TASK STATEMENT. Return the listing below unchanged, minus its pictures.
··· PROVIDED ENTRIES ···
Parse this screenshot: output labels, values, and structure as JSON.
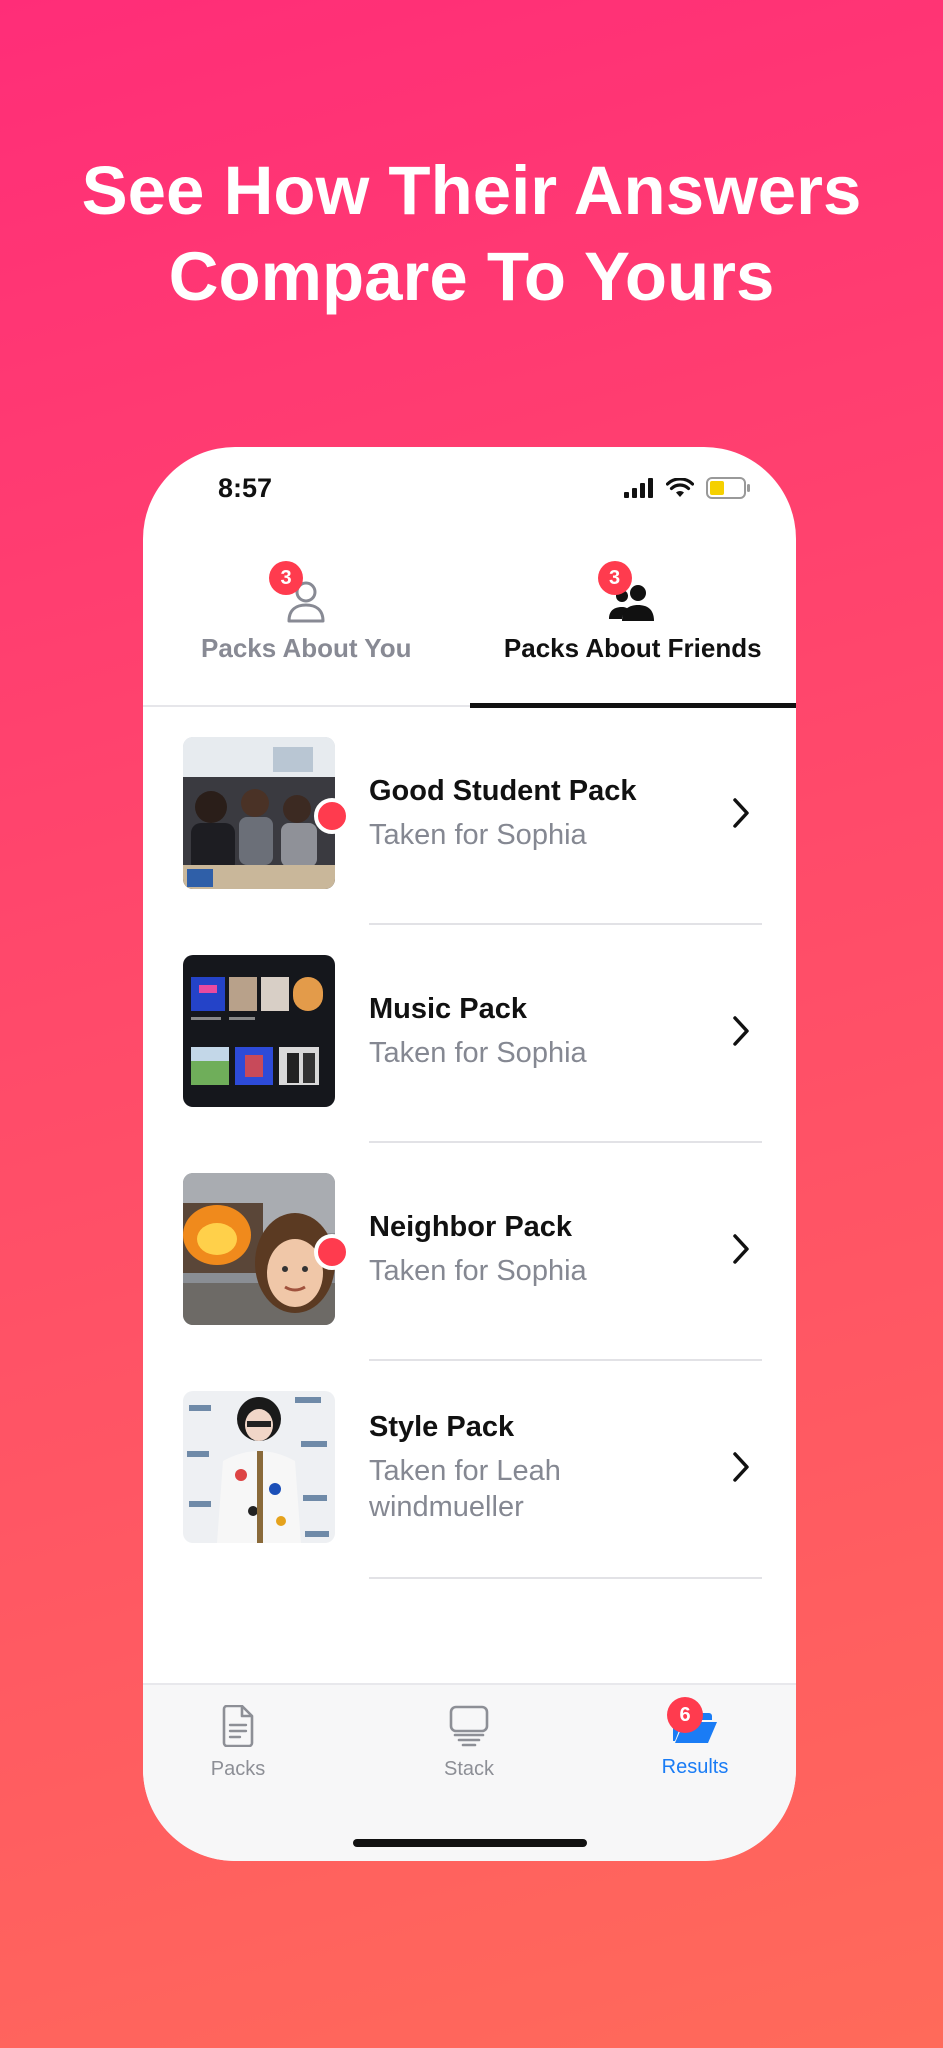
{
  "headline": {
    "line1": "See How Their Answers",
    "line2": "Compare To Yours"
  },
  "status": {
    "time": "8:57"
  },
  "tabs": {
    "about_you": {
      "label": "Packs About You",
      "badge": "3"
    },
    "about_friends": {
      "label": "Packs About Friends",
      "badge": "3"
    }
  },
  "packs": [
    {
      "title": "Good Student Pack",
      "subtitle": "Taken for Sophia",
      "unread": true
    },
    {
      "title": "Music Pack",
      "subtitle": "Taken for Sophia",
      "unread": false
    },
    {
      "title": "Neighbor Pack",
      "subtitle": "Taken for Sophia",
      "unread": true
    },
    {
      "title": "Style Pack",
      "subtitle": "Taken for Leah windmueller",
      "unread": false
    }
  ],
  "tabbar": {
    "packs": {
      "label": "Packs",
      "icon": "document-icon"
    },
    "stack": {
      "label": "Stack",
      "icon": "stack-icon"
    },
    "results": {
      "label": "Results",
      "icon": "folder-open-icon",
      "badge": "6"
    }
  },
  "colors": {
    "accent": "#1a7cf5",
    "badge": "#ff3b4e"
  }
}
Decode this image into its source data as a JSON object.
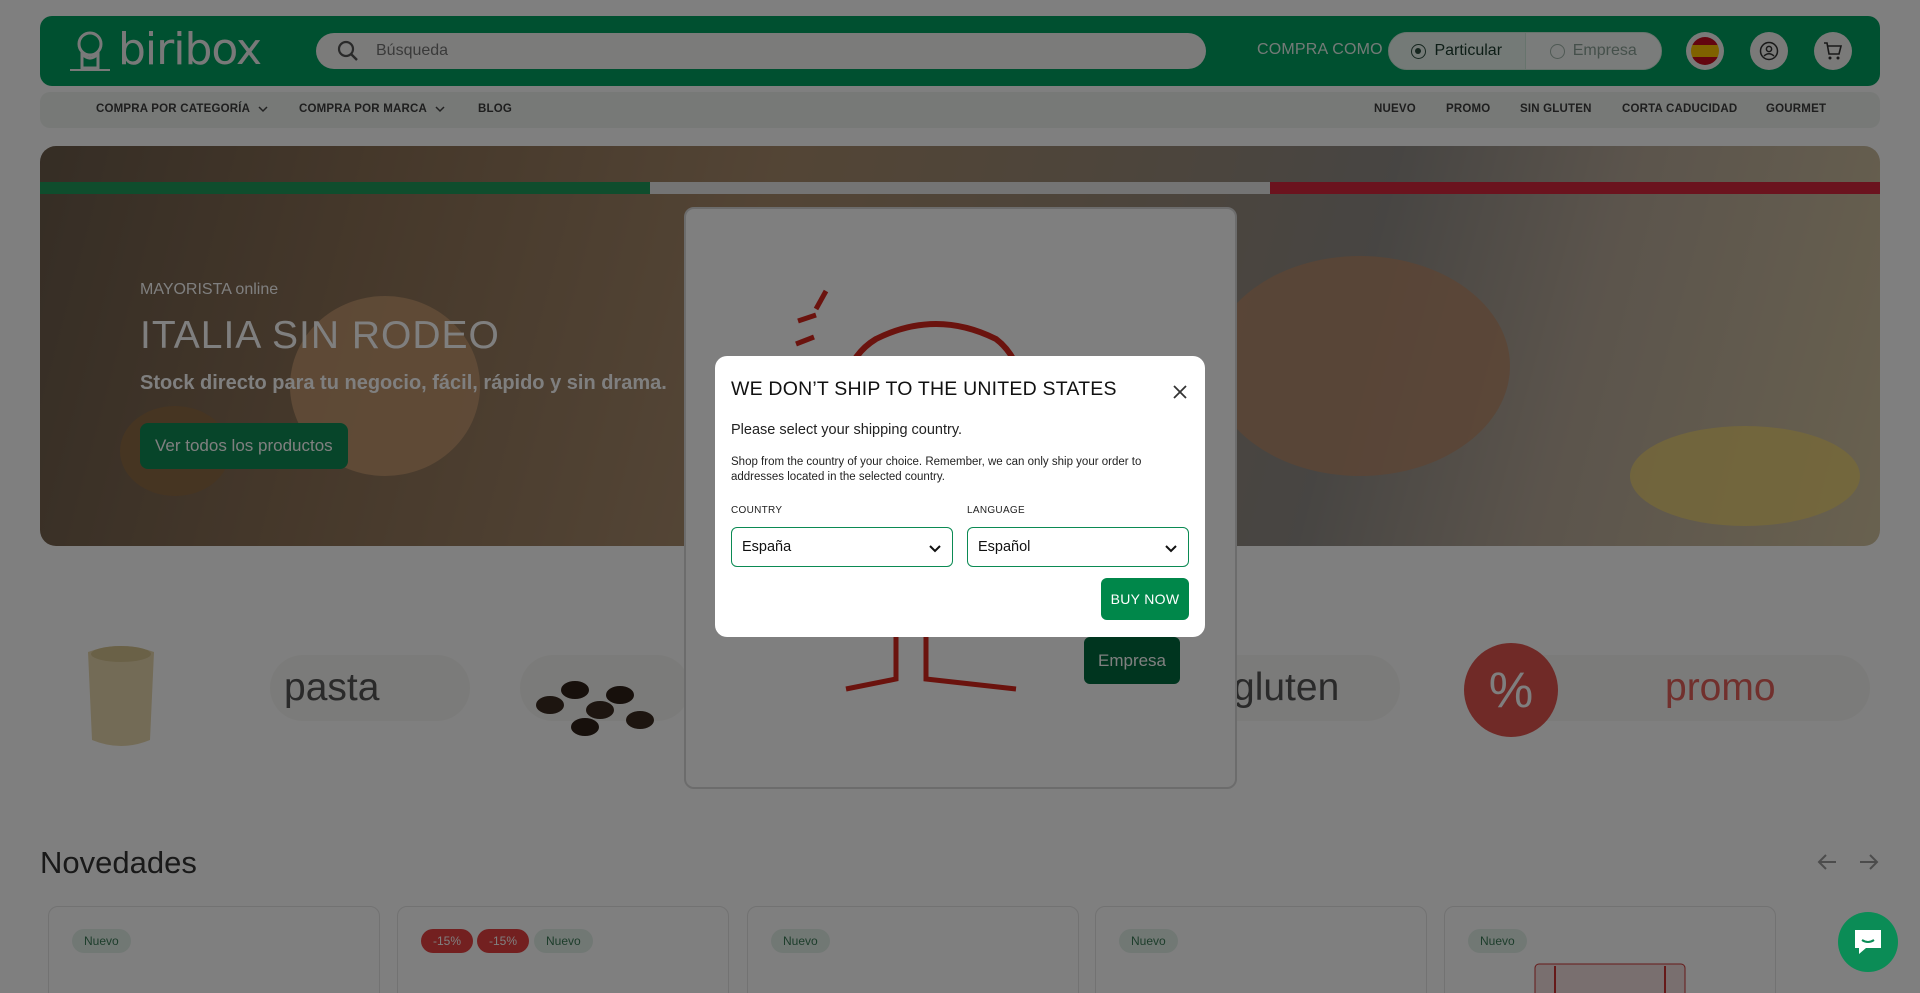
{
  "header": {
    "logo_text": "biribox",
    "search_placeholder": "Búsqueda",
    "buy_as_label": "COMPRA COMO",
    "toggle": {
      "particular": "Particular",
      "empresa": "Empresa"
    },
    "icons": [
      "spain-flag-icon",
      "user-icon",
      "cart-icon"
    ]
  },
  "nav": {
    "left": [
      "COMPRA POR CATEGORÍA",
      "COMPRA POR MARCA",
      "BLOG"
    ],
    "right": [
      "NUEVO",
      "PROMO",
      "SIN GLUTEN",
      "CORTA CADUCIDAD",
      "GOURMET"
    ]
  },
  "hero": {
    "subtitle": "MAYORISTA online",
    "title": "ITALIA SIN RODEO",
    "text": "Stock directo para tu negocio, fácil, rápido y sin drama.",
    "button": "Ver todos los productos",
    "bar_colors": [
      "#1f9a5a",
      "#e8e8e8",
      "#d7263d"
    ]
  },
  "categories": {
    "pasta": "pasta",
    "gluten": "gluten",
    "promo": "promo",
    "percent": "%"
  },
  "background_popup": {
    "button": "Empresa"
  },
  "novedades": {
    "title": "Novedades",
    "badges": {
      "new": "Nuevo",
      "discount": "-15%"
    }
  },
  "modal": {
    "title": "WE DON’T SHIP TO THE UNITED STATES",
    "subtitle": "Please select your shipping country.",
    "note": "Shop from the country of your choice. Remember, we can only ship your order to addresses located in the selected country.",
    "country_label": "COUNTRY",
    "country_value": "España",
    "language_label": "LANGUAGE",
    "language_value": "Español",
    "button": "BUY NOW"
  },
  "colors": {
    "brand": "#00a060",
    "button": "#00874a",
    "discount": "#e64040"
  }
}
···
OUTPUT BELOW.
Parse this screenshot: output labels, values, and structure as JSON.
{
  "headline": {
    "line1": "See How Their Answers",
    "line2": "Compare To Yours"
  },
  "status": {
    "time": "8:57"
  },
  "tabs": {
    "about_you": {
      "label": "Packs About You",
      "badge": "3"
    },
    "about_friends": {
      "label": "Packs About Friends",
      "badge": "3"
    }
  },
  "packs": [
    {
      "title": "Good Student Pack",
      "subtitle": "Taken for Sophia",
      "unread": true
    },
    {
      "title": "Music Pack",
      "subtitle": "Taken for Sophia",
      "unread": false
    },
    {
      "title": "Neighbor Pack",
      "subtitle": "Taken for Sophia",
      "unread": true
    },
    {
      "title": "Style Pack",
      "subtitle": "Taken for Leah windmueller",
      "unread": false
    }
  ],
  "tabbar": {
    "packs": {
      "label": "Packs",
      "icon": "document-icon"
    },
    "stack": {
      "label": "Stack",
      "icon": "stack-icon"
    },
    "results": {
      "label": "Results",
      "icon": "folder-open-icon",
      "badge": "6"
    }
  },
  "colors": {
    "accent": "#1a7cf5",
    "badge": "#ff3b4e"
  }
}
Decode this image into its source data as a JSON object.
{
  "header": {
    "logo_text": "biribox",
    "search_placeholder": "Búsqueda",
    "buy_as_label": "COMPRA COMO",
    "toggle": {
      "particular": "Particular",
      "empresa": "Empresa"
    },
    "icons": [
      "spain-flag-icon",
      "user-icon",
      "cart-icon"
    ]
  },
  "nav": {
    "left": [
      "COMPRA POR CATEGORÍA",
      "COMPRA POR MARCA",
      "BLOG"
    ],
    "right": [
      "NUEVO",
      "PROMO",
      "SIN GLUTEN",
      "CORTA CADUCIDAD",
      "GOURMET"
    ]
  },
  "hero": {
    "subtitle": "MAYORISTA online",
    "title": "ITALIA SIN RODEO",
    "text": "Stock directo para tu negocio, fácil, rápido y sin drama.",
    "button": "Ver todos los productos",
    "bar_colors": [
      "#1f9a5a",
      "#e8e8e8",
      "#d7263d"
    ]
  },
  "categories": {
    "pasta": "pasta",
    "gluten": "gluten",
    "promo": "promo",
    "percent": "%"
  },
  "background_popup": {
    "button": "Empresa"
  },
  "novedades": {
    "title": "Novedades",
    "badges": {
      "new": "Nuevo",
      "discount": "-15%"
    }
  },
  "modal": {
    "title": "WE DON’T SHIP TO THE UNITED STATES",
    "subtitle": "Please select your shipping country.",
    "note": "Shop from the country of your choice. Remember, we can only ship your order to addresses located in the selected country.",
    "country_label": "COUNTRY",
    "country_value": "España",
    "language_label": "LANGUAGE",
    "language_value": "Español",
    "button": "BUY NOW"
  },
  "colors": {
    "brand": "#00a060",
    "button": "#00874a",
    "discount": "#e64040"
  }
}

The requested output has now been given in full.